● Texto de la página:
____________________

Se trata de un foro escrito por la académica de la Universidad Austral de Chile, Yanira Zúñiga, al que el profesor de nuestra Escuela añadió sus comentarios.

22.10.21

Accede al ensayo de la profesora Zúñiga aquí. 

La cultura de la cancelación ha sido retratada como un conjunto de prácticas que con creciente intensidad constriñen, amenazan y humillan a quienes transgreden lo que algunos perciben como estándares mínimos de corrección moral o política. Este fenómeno ha sido objeto de intensas críticas, porque estaría cultivando un terreno hostil para el ejercicio de la libertad de expresión. Es una atmósfera similar a la que J.S. Mill describió en el siglo XIX cuando hablaba de la tiranía de la opinión prevalente, de esa tendencia de la sociedad a imponer, por otras vías que las institucionales, sus propias ideas y prácticas a aquellos que disentían, previniendo con ello la formación de cualquier individualidad que se alejara del modelo imperante.

____________________

● Líneas de datos:
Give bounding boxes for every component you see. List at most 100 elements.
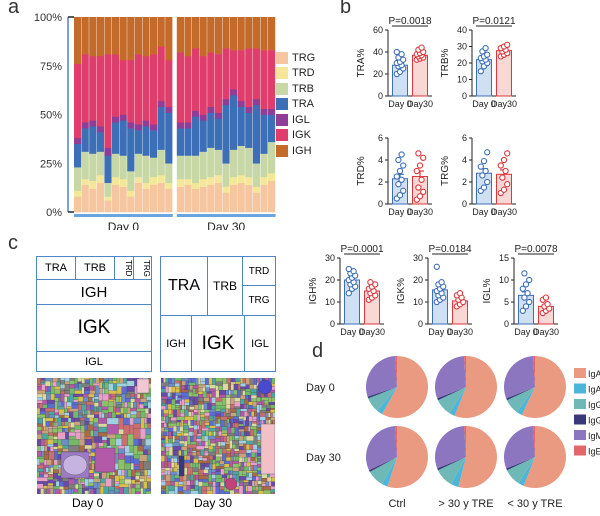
data-point (413, 167, 420, 175)
treemap-clone-tile (82, 410, 85, 415)
treemap-clone-tile (88, 482, 94, 487)
bar-segment-day30-igh (268, 17, 276, 51)
treemap-clone-tile (167, 461, 172, 468)
treemap-clone-tile (200, 381, 206, 385)
bar-segment-day30-trb (192, 155, 200, 184)
treemap-clone-tile (251, 452, 256, 458)
treemap-clone-tile (124, 402, 128, 408)
treemap-clone-tile (181, 420, 184, 427)
treemap-clone-tile (261, 407, 267, 411)
y-tick-label-a: 0% (46, 207, 62, 219)
treemap-clone-tile (238, 449, 247, 454)
treemap-clone-tile (238, 466, 241, 471)
y-tick-label: 0 (462, 199, 467, 209)
treemap-clone-tile (238, 482, 244, 486)
bar-segment-day30-trd (260, 176, 268, 185)
treemap-clone-tile (118, 417, 124, 430)
treemap-clone-tile (261, 486, 264, 491)
treemap-clone-tile (57, 428, 63, 433)
treemap-clone-tile (173, 467, 178, 473)
treemap-clone-tile (62, 448, 69, 452)
bar-segment-day30-tra (222, 104, 230, 164)
treemap-clone-tile (94, 414, 100, 419)
bar-segment-day0-tra (165, 112, 173, 164)
treemap-clone-tile (189, 400, 193, 405)
bar-segment-day0-igh (104, 17, 112, 55)
treemap-clone-tile (133, 464, 140, 467)
treemap-clone-tile (73, 399, 79, 403)
treemap-clone-tile (198, 455, 203, 458)
bar-segment-day0-trd (119, 178, 127, 187)
treemap-clone-tile (244, 426, 249, 432)
treemap-clone-tile (164, 429, 169, 432)
treemap-clone-tile (55, 481, 60, 487)
data-point (497, 189, 504, 197)
treemap-clone-tile (255, 486, 259, 491)
legend-item-trb: TRB (276, 81, 336, 97)
treemap-clone-tile (80, 478, 85, 483)
bar-segment-day30-igk (222, 48, 230, 100)
treemap-clone-tile (121, 469, 125, 476)
bar-segment-day30-trg (199, 186, 207, 213)
treemap-clone-tile (70, 422, 75, 428)
treemap-clone-tile (192, 431, 194, 437)
data-point (502, 167, 509, 175)
treemap-clone-tile (251, 476, 256, 482)
treemap-clone-tile (74, 421, 81, 426)
treemap-clone-tile (248, 472, 253, 478)
treemap-clone-tile (234, 489, 240, 493)
treemap-clone-tile (163, 423, 167, 428)
treemap-clone-tile (170, 438, 173, 444)
treemap-clone-tile (202, 387, 206, 392)
y-tick-label: 0 (504, 319, 509, 329)
treemap-clone-tile (147, 449, 151, 455)
pie-slice-igg12 (437, 457, 466, 485)
treemap-clone-tile (43, 473, 49, 478)
treemap-clone-tile (195, 378, 199, 386)
x-tick-label: Day30 (359, 327, 385, 337)
treemap-clone-tile (161, 479, 166, 482)
treemap-clone-tile (238, 421, 244, 425)
treemap-clone-tile (233, 416, 239, 420)
bar-segment-day0-igl (104, 147, 112, 156)
data-point (479, 48, 486, 55)
treemap-clone-tile (175, 392, 183, 396)
treemap-clone-tile (224, 467, 233, 471)
treemap-clone-tile (198, 378, 201, 385)
treemap-clone-tile (77, 381, 82, 384)
bar-segment-day0-igh (134, 17, 142, 55)
treemap-clone-tile (229, 440, 233, 449)
treemap-clone-tile (58, 413, 65, 416)
legend-swatch (276, 129, 288, 142)
treemap-clone-tile (93, 478, 101, 483)
treemap-clone-tile (91, 436, 95, 443)
data-point (393, 59, 400, 67)
treemap-clone-tile (270, 489, 275, 493)
treemap-clone-tile (131, 479, 136, 485)
treemap-clone-tile (140, 411, 146, 419)
data-point (504, 181, 511, 188)
treemap-clone-tile (202, 460, 208, 464)
treemap-clone-tile (233, 389, 238, 395)
treemap-clone-tile (161, 409, 164, 417)
treemap-clone-tile (248, 395, 252, 402)
data-point (438, 279, 445, 286)
treemap-clone-tile (133, 445, 138, 455)
data-point (480, 184, 488, 191)
treemap-clone-tile (201, 490, 208, 494)
treemap-clone-tile (74, 417, 81, 422)
treemap-clone-tile (194, 396, 199, 405)
treemap-clone-tile (240, 404, 244, 409)
treemap-clone-tile (140, 469, 145, 473)
treemap-clone-tile (80, 432, 85, 440)
treemap-schematic-day30: TRA TRB TRD TRG IGH IGK IGL (160, 256, 276, 372)
treemap-clone-tile (71, 488, 74, 494)
treemap-clone-tile (89, 417, 94, 422)
treemap-clone-tile (64, 381, 70, 385)
treemap-large-clone (257, 379, 273, 395)
treemap-clone-tile (161, 472, 166, 476)
bar-segment-day0-igl (134, 124, 142, 131)
treemap-clone-tile (110, 393, 117, 397)
treemap-clone-tile (74, 387, 79, 391)
treemap-clone-tile (98, 417, 108, 424)
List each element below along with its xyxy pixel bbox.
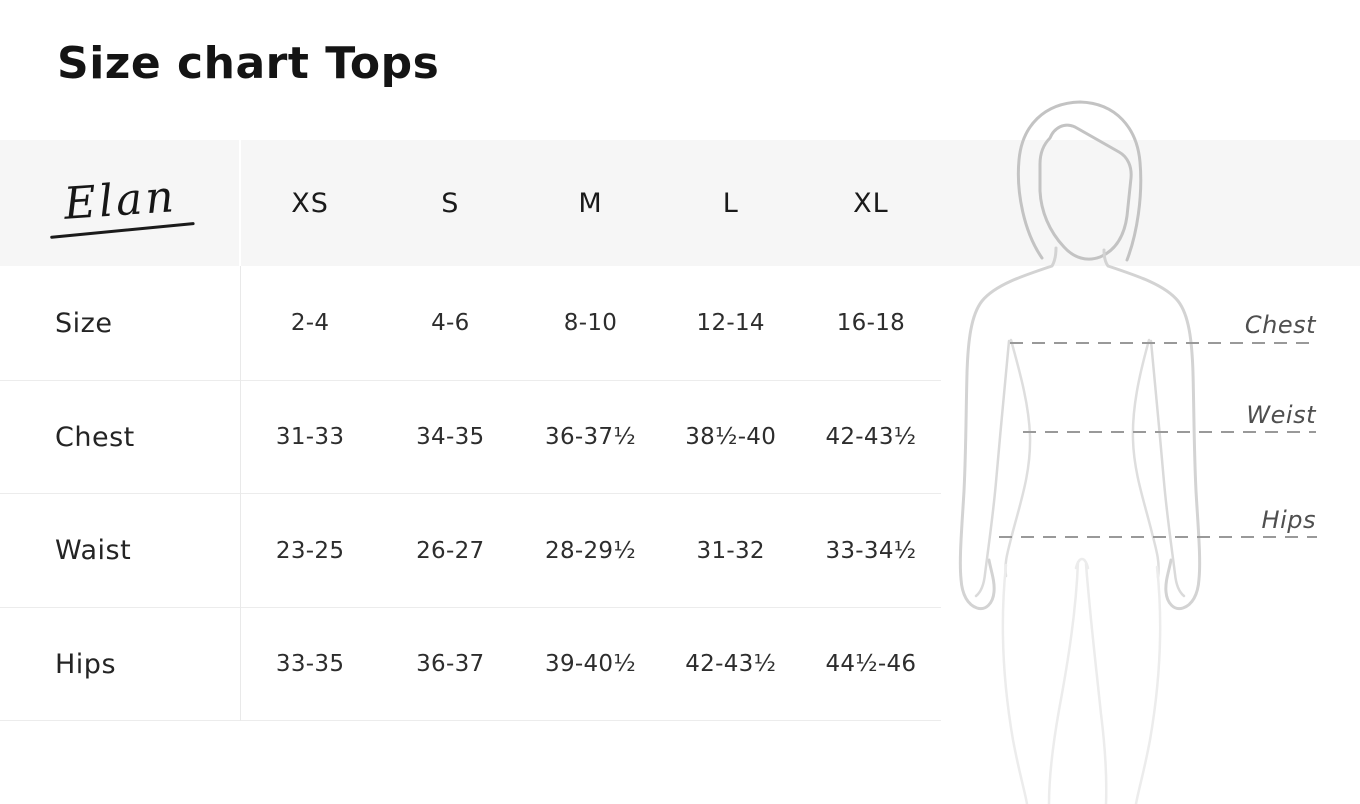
column-header-l: L	[722, 187, 739, 219]
row-header-hips: Hips	[55, 648, 117, 680]
row-header-waist: Waist	[55, 535, 132, 566]
cell-chest-l: 38½-40	[685, 424, 777, 450]
cell-chest-m: 36-37½	[545, 424, 636, 450]
brand-logo-cell: Elan	[0, 140, 240, 266]
table-row-waist: Waist 23-25 26-27 28-29½ 31-32 33-34½	[0, 494, 941, 608]
cell-chest-xl: 42-43½	[825, 424, 917, 450]
chest-measure-line	[1010, 342, 1316, 344]
cell-waist-s: 26-27	[416, 537, 485, 564]
table-header-row: Elan XS S M L XL	[0, 140, 941, 266]
waist-measure-line	[1023, 431, 1316, 433]
table-row-chest: Chest 31-33 34-35 36-37½ 38½-40 42-43½	[0, 381, 941, 494]
table-row-hips: Hips 33-35 36-37 39-40½ 42-43½ 44½-46	[0, 608, 941, 721]
cell-size-l: 12-14	[696, 310, 765, 336]
column-header-xl: XL	[853, 187, 889, 219]
brand-logo-text: Elan	[61, 171, 178, 230]
cell-size-s: 4-6	[431, 310, 470, 336]
cell-size-xs: 2-4	[290, 310, 330, 336]
cell-chest-xs: 31-33	[275, 424, 345, 450]
row-header-chest: Chest	[55, 421, 135, 453]
cell-waist-xl: 33-34½	[825, 537, 917, 564]
hips-measure-line	[999, 536, 1317, 538]
cell-hips-s: 36-37	[416, 651, 485, 677]
column-header-xs: XS	[291, 187, 329, 219]
cell-size-m: 8-10	[563, 310, 618, 336]
column-divider-header-segment	[239, 140, 241, 266]
cell-waist-xs: 23-25	[275, 537, 345, 564]
column-header-m: M	[578, 187, 603, 219]
table-row-size: Size 2-4 4-6 8-10 12-14 16-18	[0, 266, 941, 381]
cell-size-xl: 16-18	[836, 310, 906, 336]
cell-hips-l: 42-43½	[685, 651, 777, 677]
chest-measure-label: Chest	[1244, 311, 1316, 339]
cell-hips-m: 39-40½	[545, 651, 636, 677]
row-header-size: Size	[55, 307, 113, 339]
waist-measure-label: Weist	[1246, 401, 1316, 429]
column-divider-rows-segment	[240, 266, 241, 721]
female-figure-illustration	[958, 100, 1202, 804]
cell-chest-s: 34-35	[416, 424, 485, 450]
cell-hips-xl: 44½-46	[825, 651, 917, 677]
hips-measure-label: Hips	[1261, 506, 1316, 534]
cell-waist-l: 31-32	[696, 537, 765, 564]
cell-hips-xs: 33-35	[275, 651, 345, 677]
page-title: Size chart Tops	[57, 38, 440, 89]
column-header-s: S	[441, 187, 460, 219]
size-table: Elan XS S M L XL Size 2-4 4-6 8-10 12-14…	[0, 140, 941, 721]
cell-waist-m: 28-29½	[545, 537, 636, 564]
brand-logo: Elan	[49, 171, 195, 238]
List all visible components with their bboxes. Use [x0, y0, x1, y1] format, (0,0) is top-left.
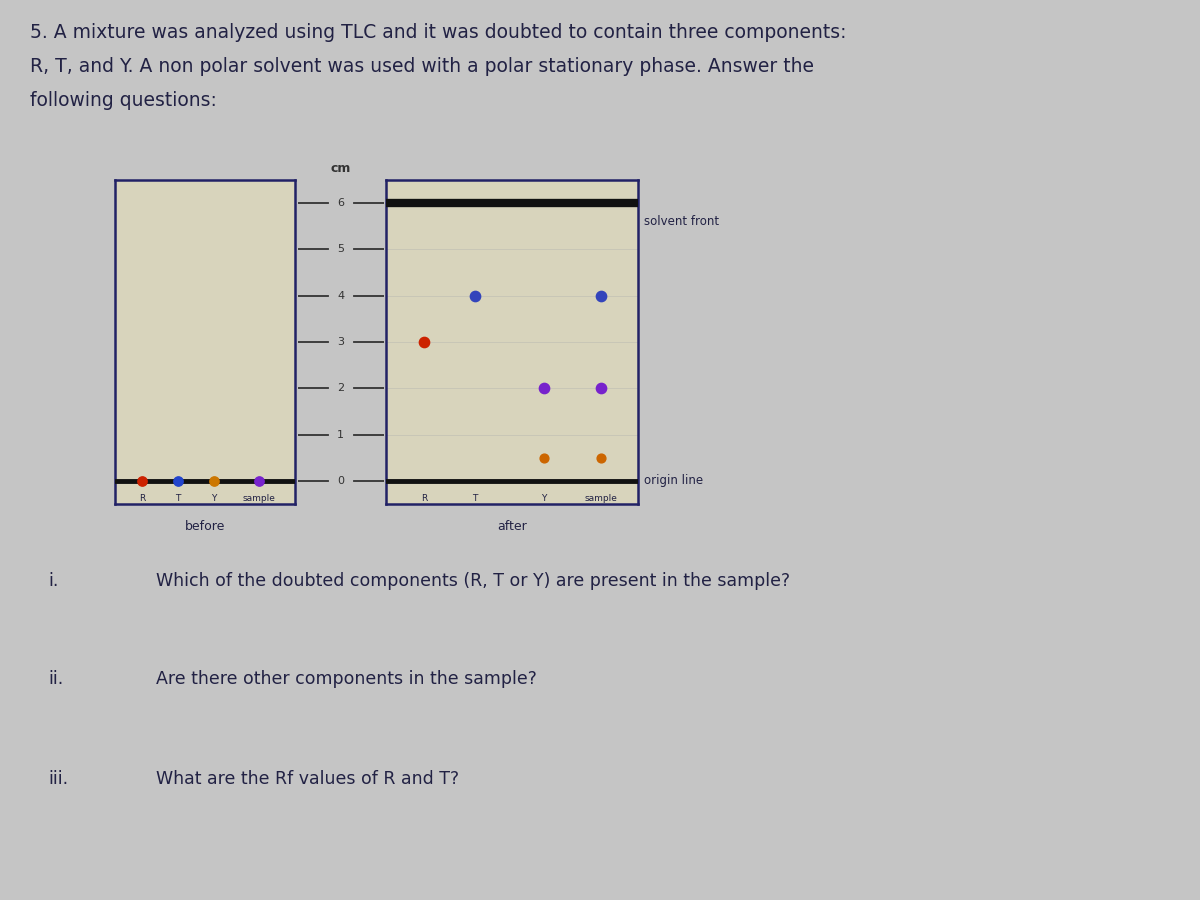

____________________

● Conjunto de tareas:
[1] En el texto sobre la cultura de la cancelación, ¿qué pensador describió en el siglo XIX una atmósfera similar a la de ese fenómeno?
[2] Prolonga el texto sobre la cultura de la cancelación con un párrafo que siga a su última oración.

● Respuestas por tarea:
[1] J.S. Mill, al hablar de la tiranía de la opinión prevalente.

[2]
En contra de la tendencia cada vez más generalizada a mirar con aversión la cultura de la cancelación, Yanira Zúñiga nos invita a modificar el enfoque y a reconocer la posibilidad de que algunas de sus prácticas puedan legitimarse y que incluso puedan llegar a ser beneficiosas para la sociedad. Para hacerlo, Zúñiga invierte los términos con los que normalmente se juzga el fenómeno. En vez de enfocarse en la libertad de expresión de la persona que es víctima de prácticas de cancelación, se concentra en la vulnerabilidad de los grupos que las utilizan. Se trataría de grupos desaventajados y sistemáticamente estigmatizados que condenan colectivamente a individuos que refuerzan o reproducen los estereotipos negativos de esos grupos a través de discursos del odio o que incitan a la discriminación, hostilidad o violencia. En este contexto, las prácticas de cancelación podrían interpretarse como demandas de transformación de un orden institucional que tolera discursos que no solo lesionan la dignidad de las personas, sino que atentan en contra de principios básicos de la convivencia democrática. La reflexión de Zúñiga es sugerente y merece mirarse con atención. Con todo, creo que es necesario matizar algunos puntos y precisar otros.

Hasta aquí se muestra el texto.